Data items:
_ _ _ _ _ _ _

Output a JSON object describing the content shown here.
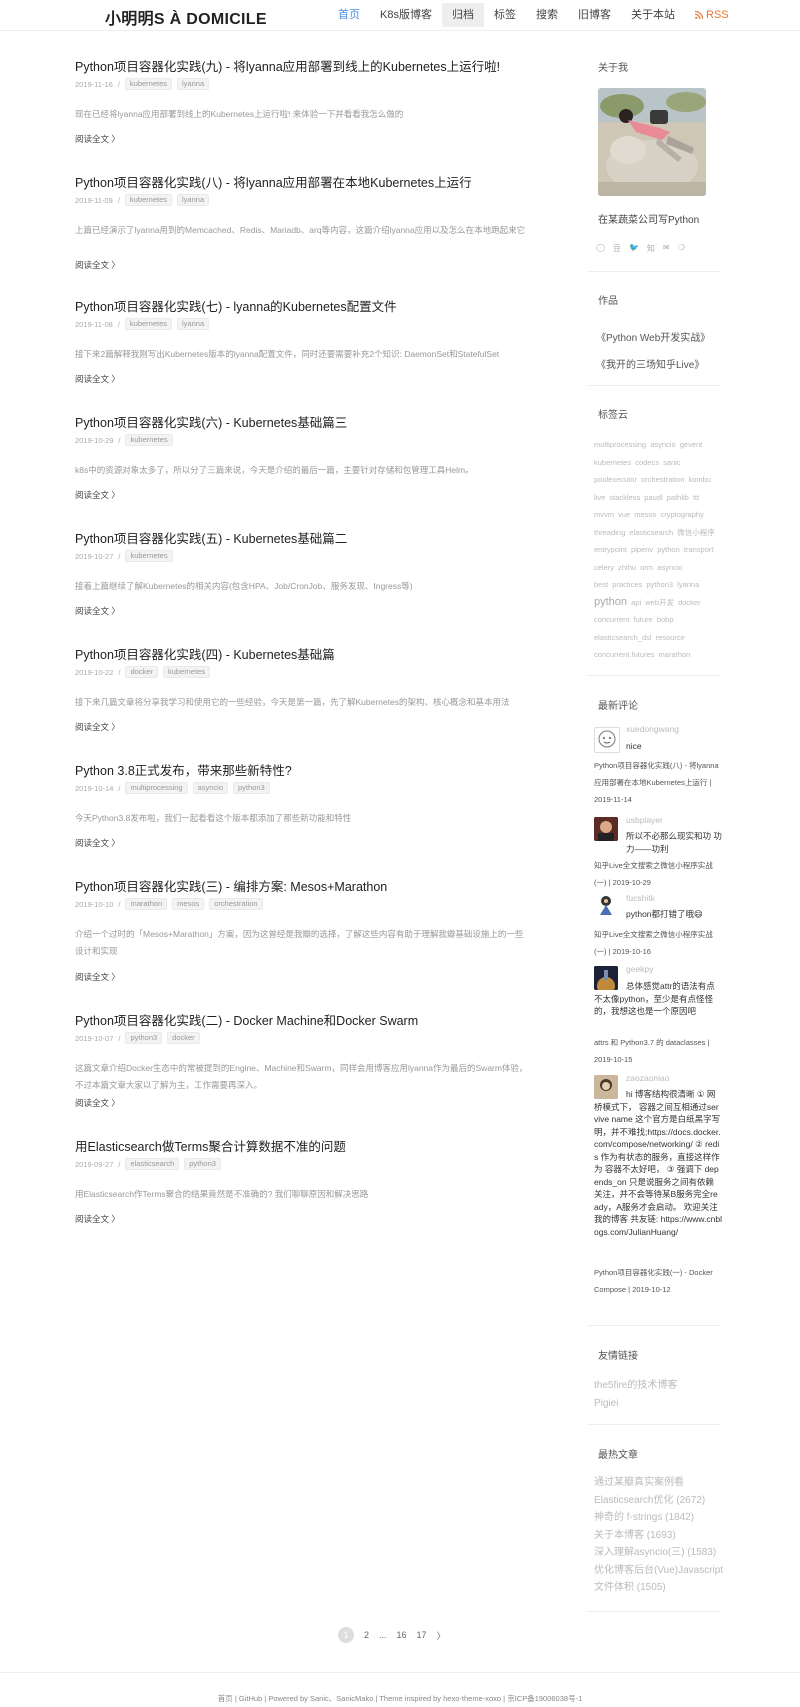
{
  "site": {
    "brand": "小明明S À DOMICILE",
    "nav": [
      {
        "label": "首页"
      },
      {
        "label": "K8s版博客"
      },
      {
        "label": "归档"
      },
      {
        "label": "标签"
      },
      {
        "label": "搜索"
      },
      {
        "label": "旧博客"
      },
      {
        "label": "关于本站"
      },
      {
        "label": "RSS"
      }
    ]
  },
  "posts": [
    {
      "title": "Python项目容器化实践(九) - 将lyanna应用部署到线上的Kubernetes上运行啦!",
      "date": "2019-11-16",
      "tags": [
        "kubernetes",
        "lyanna"
      ],
      "excerpt": "现在已经将lyanna应用部署到线上的Kubernetes上运行啦! 来体验一下并看看我怎么做的",
      "readmore": "阅读全文 〉"
    },
    {
      "title": "Python项目容器化实践(八) - 将lyanna应用部署在本地Kubernetes上运行",
      "date": "2019-11-09",
      "tags": [
        "kubernetes",
        "lyanna"
      ],
      "excerpt": "上篇已经演示了lyanna用到的Memcached、Redis、Mariadb、arq等内容，这篇介绍lyanna应用以及怎么在本地跑起来它",
      "readmore": "阅读全文 〉"
    },
    {
      "title": "Python项目容器化实践(七) - lyanna的Kubernetes配置文件",
      "date": "2019-11-08",
      "tags": [
        "kubernetes",
        "lyanna"
      ],
      "excerpt": "接下来2篇解释我刚写出Kubernetes版本的lyanna配置文件，同时还要需要补充2个知识: DaemonSet和StatefulSet",
      "readmore": "阅读全文 〉"
    },
    {
      "title": "Python项目容器化实践(六) - Kubernetes基础篇三",
      "date": "2019-10-29",
      "tags": [
        "kubernetes"
      ],
      "excerpt": "k8s中的资源对象太多了，所以分了三篇来说，今天是介绍的最后一篇，主要针对存储和包管理工具Helm。",
      "readmore": "阅读全文 〉"
    },
    {
      "title": "Python项目容器化实践(五) - Kubernetes基础篇二",
      "date": "2019-10-27",
      "tags": [
        "kubernetes"
      ],
      "excerpt": "接着上篇继续了解Kubernetes的相关内容(包含HPA、Job/CronJob、服务发现、Ingress等)",
      "readmore": "阅读全文 〉"
    },
    {
      "title": "Python项目容器化实践(四) - Kubernetes基础篇",
      "date": "2019-10-22",
      "tags": [
        "docker",
        "kubernetes"
      ],
      "excerpt": "接下来几篇文章将分享我学习和使用它的一些经验，今天是第一篇，先了解Kubernetes的架构、核心概念和基本用法",
      "readmore": "阅读全文 〉"
    },
    {
      "title": "Python 3.8正式发布，带来那些新特性?",
      "date": "2019-10-14",
      "tags": [
        "multiprocessing",
        "asyncio",
        "python3"
      ],
      "excerpt": "今天Python3.8发布啦，我们一起看看这个版本都添加了那些新功能和特性",
      "readmore": "阅读全文 〉"
    },
    {
      "title": "Python项目容器化实践(三) - 编排方案: Mesos+Marathon",
      "date": "2019-10-10",
      "tags": [
        "marathon",
        "mesos",
        "orchestration"
      ],
      "excerpt": "介绍一个过时的「Mesos+Marathon」方案，因为这曾经是我瓣的选择，了解这些内容有助于理解我瓣基础设施上的一些设计和实现",
      "readmore": "阅读全文 〉"
    },
    {
      "title": "Python项目容器化实践(二) - Docker Machine和Docker Swarm",
      "date": "2019-10-07",
      "tags": [
        "python3",
        "docker"
      ],
      "excerpt": "这篇文章介绍Docker生态中的常被提到的Engine、Machine和Swarm，同样会用博客应用lyanna作为最后的Swarm体验，不过本篇文章大家以了解为主，工作需要再深入。",
      "readmore": "阅读全文 〉"
    },
    {
      "title": "用Elasticsearch做Terms聚合计算数据不准的问题",
      "date": "2019-09-27",
      "tags": [
        "elasticsearch",
        "python3"
      ],
      "excerpt": "用Elasticsearch作Terms聚合的结果竟然是不准确的? 我们聊聊原因和解决思路",
      "readmore": "阅读全文 〉"
    }
  ],
  "sidebar": {
    "about": {
      "title": "关于我",
      "bio": "在某蔬菜公司写Python",
      "social_icons": [
        "github-icon",
        "douban-icon",
        "twitter-icon",
        "zhihu-icon",
        "email-icon",
        "weibo-icon"
      ],
      "social_glyphs": [
        "◯",
        "豆",
        "🐦",
        "知",
        "✉",
        "❍"
      ]
    },
    "works": {
      "title": "作品",
      "items": [
        "《Python Web开发实战》",
        "《我开的三场知乎Live》"
      ]
    },
    "tags": {
      "title": "标签云",
      "items": [
        "multiprocessing",
        "asyncio",
        "gevent",
        "kubernetes",
        "codecs",
        "sanic",
        "poolexecutor",
        "orchestration",
        "kombu",
        "live",
        "stackless",
        "paudl",
        "pathlib",
        "ttt",
        "mvvm",
        "vue",
        "mesos",
        "cryptography",
        "threading",
        "elasticsearch",
        "微信小程序",
        "entrypoint",
        "pipenv",
        "python",
        "transport",
        "celery",
        "zhihu",
        "orm",
        "asyncio",
        "best practices",
        "python3",
        "lyanna",
        "python",
        "api",
        "web开发",
        "docker",
        "concurrent",
        "future",
        "bobp",
        "elasticsearch_dsl",
        "resource",
        "concurrent.futures",
        "marathon"
      ]
    },
    "comments": {
      "title": "最新评论",
      "items": [
        {
          "user": "xuedongwang",
          "text": "nice",
          "ref": "Python项目容器化实践(八) - 将lyanna应用部署在本地Kubernetes上运行 | 2019-11-14"
        },
        {
          "user": "usbplayer",
          "text": "所以不必那么现实和功 功力——功利",
          "ref": "知乎Live全文搜索之微信小程序实战(一) | 2019-10-29"
        },
        {
          "user": "fucshitk",
          "text": "python都打错了哦😄",
          "ref": "知乎Live全文搜索之微信小程序实战(一) | 2019-10-16"
        },
        {
          "user": "geekpy",
          "text": "总体感觉attr的语法有点不太像python，至少是有点怪怪的，我想这也是一个原因吧",
          "ref": "attrs 和 Python3.7 的 dataclasses | 2019-10-15"
        },
        {
          "user": "zaozaoniao",
          "text": "hi 博客结构很清晰 ① 网桥模式下， 容器之间互相通过servive name 这个官方是白纸黑字写明，并不难找;https://docs.docker.com/compose/networking/ ② redis 作为有状态的服务，直接这样作为 容器不太好吧， ③ 强调下 depends_on 只是说服务之间有依赖关注，并不会等待某B服务完全ready，A服务才会启动。 欢迎关注我的博客 共友链: https://www.cnblogs.com/JulianHuang/",
          "ref": "Python项目容器化实践(一) - Docker Compose | 2019-10-12"
        }
      ]
    },
    "links": {
      "title": "友情链接",
      "items": [
        "the5fire的技术博客",
        "Pigiei"
      ]
    },
    "popular": {
      "title": "最热文章",
      "items": [
        "通过某瓣真实案例看Elasticsearch优化 (2672)",
        "神奇的 f-strings (1842)",
        "关于本博客 (1693)",
        "深入理解asyncio(三) (1583)",
        "优化博客后台(Vue)Javascript文件体积 (1505)"
      ]
    }
  },
  "pagination": {
    "pages": [
      "1",
      "2",
      "...",
      "16",
      "17",
      "〉"
    ],
    "current": "1"
  },
  "footer": {
    "text": "首页  |  GitHub  | Powered by Sanic、SanicMako | Theme inspired by hexo-theme-xoxo | 京ICP备19006038号-1"
  }
}
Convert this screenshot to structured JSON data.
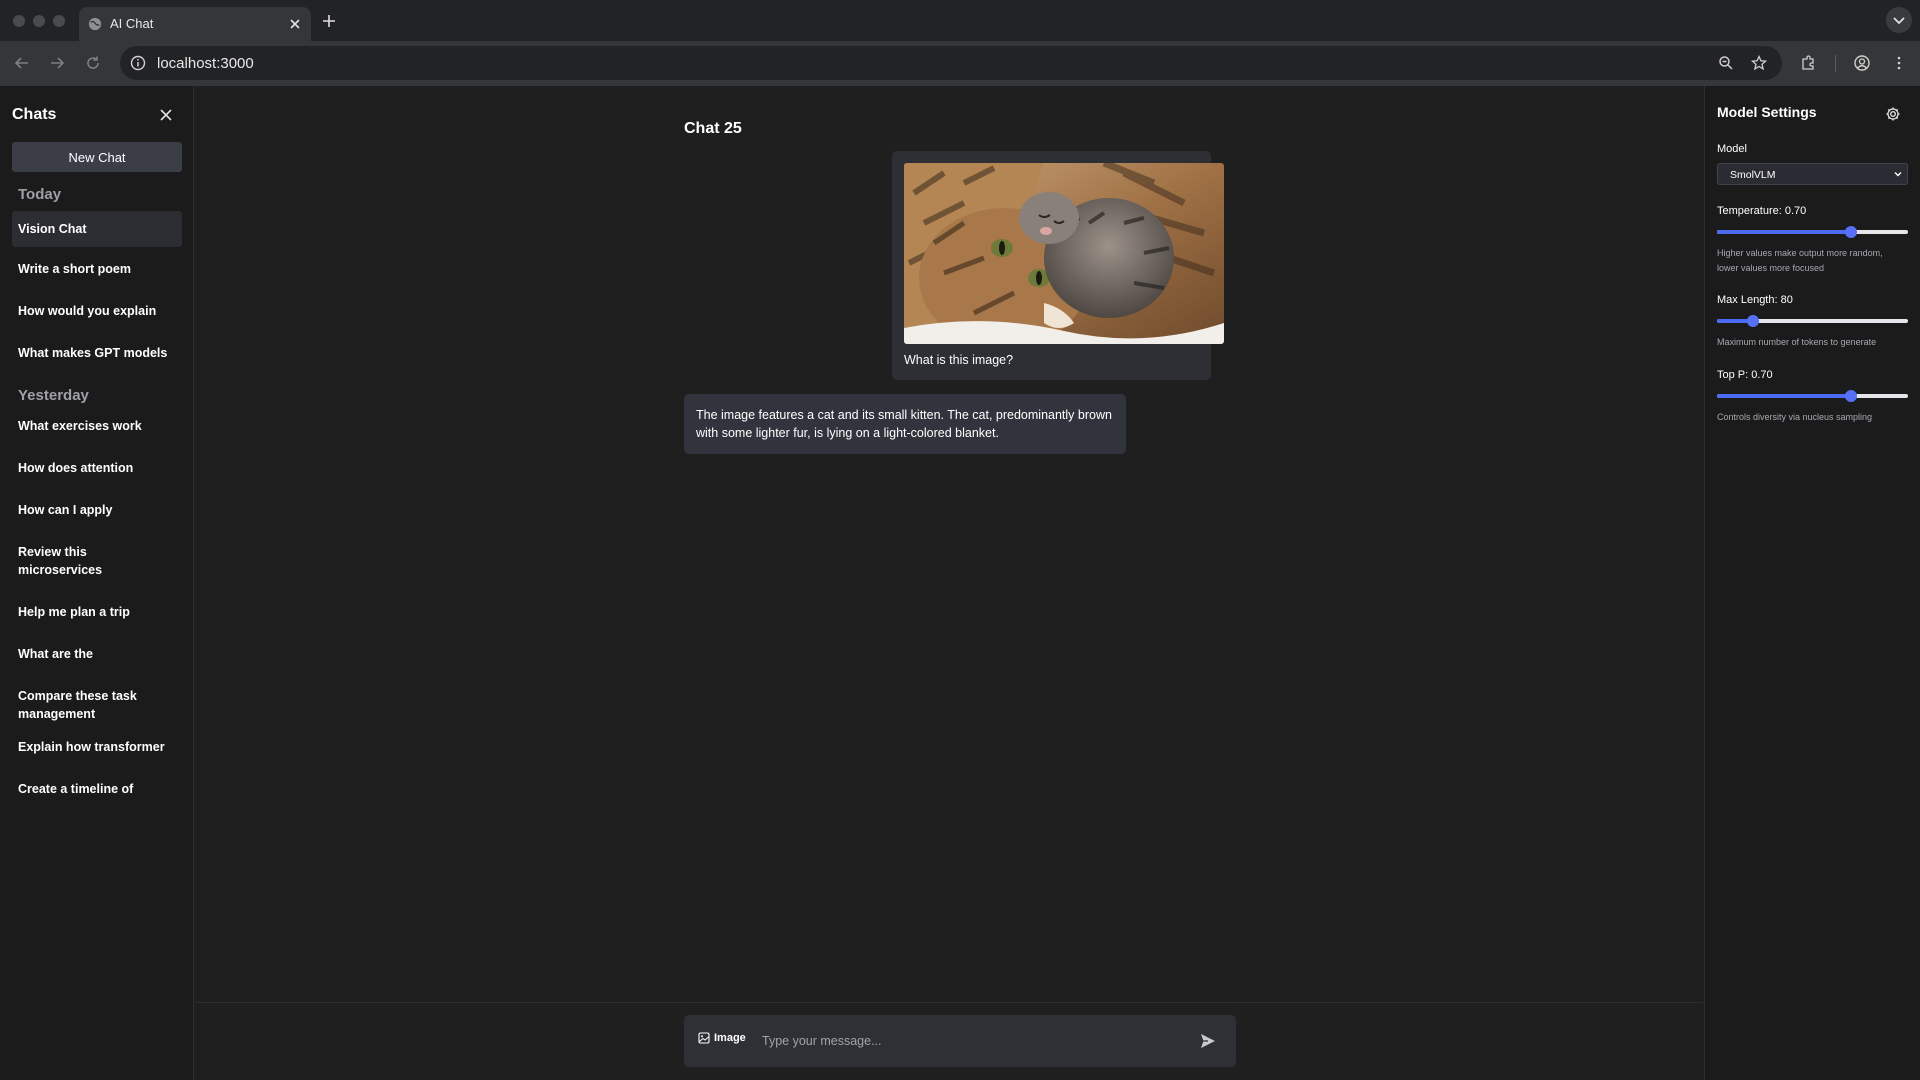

_ _ _ _ _ _ _

Reproduce the full listing faithfully, but do not carry over any pictures.

Output a JSON object describing the content shown here.
{
  "site": {
    "brand": "小明明S À DOMICILE",
    "nav": [
      {
        "label": "首页"
      },
      {
        "label": "K8s版博客"
      },
      {
        "label": "归档"
      },
      {
        "label": "标签"
      },
      {
        "label": "搜索"
      },
      {
        "label": "旧博客"
      },
      {
        "label": "关于本站"
      },
      {
        "label": "RSS"
      }
    ]
  },
  "posts": [
    {
      "title": "Python项目容器化实践(九) - 将lyanna应用部署到线上的Kubernetes上运行啦!",
      "date": "2019-11-16",
      "tags": [
        "kubernetes",
        "lyanna"
      ],
      "excerpt": "现在已经将lyanna应用部署到线上的Kubernetes上运行啦! 来体验一下并看看我怎么做的",
      "readmore": "阅读全文 〉"
    },
    {
      "title": "Python项目容器化实践(八) - 将lyanna应用部署在本地Kubernetes上运行",
      "date": "2019-11-09",
      "tags": [
        "kubernetes",
        "lyanna"
      ],
      "excerpt": "上篇已经演示了lyanna用到的Memcached、Redis、Mariadb、arq等内容，这篇介绍lyanna应用以及怎么在本地跑起来它",
      "readmore": "阅读全文 〉"
    },
    {
      "title": "Python项目容器化实践(七) - lyanna的Kubernetes配置文件",
      "date": "2019-11-08",
      "tags": [
        "kubernetes",
        "lyanna"
      ],
      "excerpt": "接下来2篇解释我刚写出Kubernetes版本的lyanna配置文件，同时还要需要补充2个知识: DaemonSet和StatefulSet",
      "readmore": "阅读全文 〉"
    },
    {
      "title": "Python项目容器化实践(六) - Kubernetes基础篇三",
      "date": "2019-10-29",
      "tags": [
        "kubernetes"
      ],
      "excerpt": "k8s中的资源对象太多了，所以分了三篇来说，今天是介绍的最后一篇，主要针对存储和包管理工具Helm。",
      "readmore": "阅读全文 〉"
    },
    {
      "title": "Python项目容器化实践(五) - Kubernetes基础篇二",
      "date": "2019-10-27",
      "tags": [
        "kubernetes"
      ],
      "excerpt": "接着上篇继续了解Kubernetes的相关内容(包含HPA、Job/CronJob、服务发现、Ingress等)",
      "readmore": "阅读全文 〉"
    },
    {
      "title": "Python项目容器化实践(四) - Kubernetes基础篇",
      "date": "2019-10-22",
      "tags": [
        "docker",
        "kubernetes"
      ],
      "excerpt": "接下来几篇文章将分享我学习和使用它的一些经验，今天是第一篇，先了解Kubernetes的架构、核心概念和基本用法",
      "readmore": "阅读全文 〉"
    },
    {
      "title": "Python 3.8正式发布，带来那些新特性?",
      "date": "2019-10-14",
      "tags": [
        "multiprocessing",
        "asyncio",
        "python3"
      ],
      "excerpt": "今天Python3.8发布啦，我们一起看看这个版本都添加了那些新功能和特性",
      "readmore": "阅读全文 〉"
    },
    {
      "title": "Python项目容器化实践(三) - 编排方案: Mesos+Marathon",
      "date": "2019-10-10",
      "tags": [
        "marathon",
        "mesos",
        "orchestration"
      ],
      "excerpt": "介绍一个过时的「Mesos+Marathon」方案，因为这曾经是我瓣的选择，了解这些内容有助于理解我瓣基础设施上的一些设计和实现",
      "readmore": "阅读全文 〉"
    },
    {
      "title": "Python项目容器化实践(二) - Docker Machine和Docker Swarm",
      "date": "2019-10-07",
      "tags": [
        "python3",
        "docker"
      ],
      "excerpt": "这篇文章介绍Docker生态中的常被提到的Engine、Machine和Swarm，同样会用博客应用lyanna作为最后的Swarm体验，不过本篇文章大家以了解为主，工作需要再深入。",
      "readmore": "阅读全文 〉"
    },
    {
      "title": "用Elasticsearch做Terms聚合计算数据不准的问题",
      "date": "2019-09-27",
      "tags": [
        "elasticsearch",
        "python3"
      ],
      "excerpt": "用Elasticsearch作Terms聚合的结果竟然是不准确的? 我们聊聊原因和解决思路",
      "readmore": "阅读全文 〉"
    }
  ],
  "sidebar": {
    "about": {
      "title": "关于我",
      "bio": "在某蔬菜公司写Python",
      "social_icons": [
        "github-icon",
        "douban-icon",
        "twitter-icon",
        "zhihu-icon",
        "email-icon",
        "weibo-icon"
      ],
      "social_glyphs": [
        "◯",
        "豆",
        "🐦",
        "知",
        "✉",
        "❍"
      ]
    },
    "works": {
      "title": "作品",
      "items": [
        "《Python Web开发实战》",
        "《我开的三场知乎Live》"
      ]
    },
    "tags": {
      "title": "标签云",
      "items": [
        "multiprocessing",
        "asyncio",
        "gevent",
        "kubernetes",
        "codecs",
        "sanic",
        "poolexecutor",
        "orchestration",
        "kombu",
        "live",
        "stackless",
        "paudl",
        "pathlib",
        "ttt",
        "mvvm",
        "vue",
        "mesos",
        "cryptography",
        "threading",
        "elasticsearch",
        "微信小程序",
        "entrypoint",
        "pipenv",
        "python",
        "transport",
        "celery",
        "zhihu",
        "orm",
        "asyncio",
        "best practices",
        "python3",
        "lyanna",
        "python",
        "api",
        "web开发",
        "docker",
        "concurrent",
        "future",
        "bobp",
        "elasticsearch_dsl",
        "resource",
        "concurrent.futures",
        "marathon"
      ]
    },
    "comments": {
      "title": "最新评论",
      "items": [
        {
          "user": "xuedongwang",
          "text": "nice",
          "ref": "Python项目容器化实践(八) - 将lyanna应用部署在本地Kubernetes上运行 | 2019-11-14"
        },
        {
          "user": "usbplayer",
          "text": "所以不必那么现实和功 功力——功利",
          "ref": "知乎Live全文搜索之微信小程序实战(一) | 2019-10-29"
        },
        {
          "user": "fucshitk",
          "text": "python都打错了哦😄",
          "ref": "知乎Live全文搜索之微信小程序实战(一) | 2019-10-16"
        },
        {
          "user": "geekpy",
          "text": "总体感觉attr的语法有点不太像python，至少是有点怪怪的，我想这也是一个原因吧",
          "ref": "attrs 和 Python3.7 的 dataclasses | 2019-10-15"
        },
        {
          "user": "zaozaoniao",
          "text": "hi 博客结构很清晰 ① 网桥模式下， 容器之间互相通过servive name 这个官方是白纸黑字写明，并不难找;https://docs.docker.com/compose/networking/ ② redis 作为有状态的服务，直接这样作为 容器不太好吧， ③ 强调下 depends_on 只是说服务之间有依赖关注，并不会等待某B服务完全ready，A服务才会启动。 欢迎关注我的博客 共友链: https://www.cnblogs.com/JulianHuang/",
          "ref": "Python项目容器化实践(一) - Docker Compose | 2019-10-12"
        }
      ]
    },
    "links": {
      "title": "友情链接",
      "items": [
        "the5fire的技术博客",
        "Pigiei"
      ]
    },
    "popular": {
      "title": "最热文章",
      "items": [
        "通过某瓣真实案例看Elasticsearch优化 (2672)",
        "神奇的 f-strings (1842)",
        "关于本博客 (1693)",
        "深入理解asyncio(三) (1583)",
        "优化博客后台(Vue)Javascript文件体积 (1505)"
      ]
    }
  },
  "pagination": {
    "pages": [
      "1",
      "2",
      "...",
      "16",
      "17",
      "〉"
    ],
    "current": "1"
  },
  "footer": {
    "text": "首页  |  GitHub  | Powered by Sanic、SanicMako | Theme inspired by hexo-theme-xoxo | 京ICP备19006038号-1"
  }
}
Convert this screenshot to structured JSON data.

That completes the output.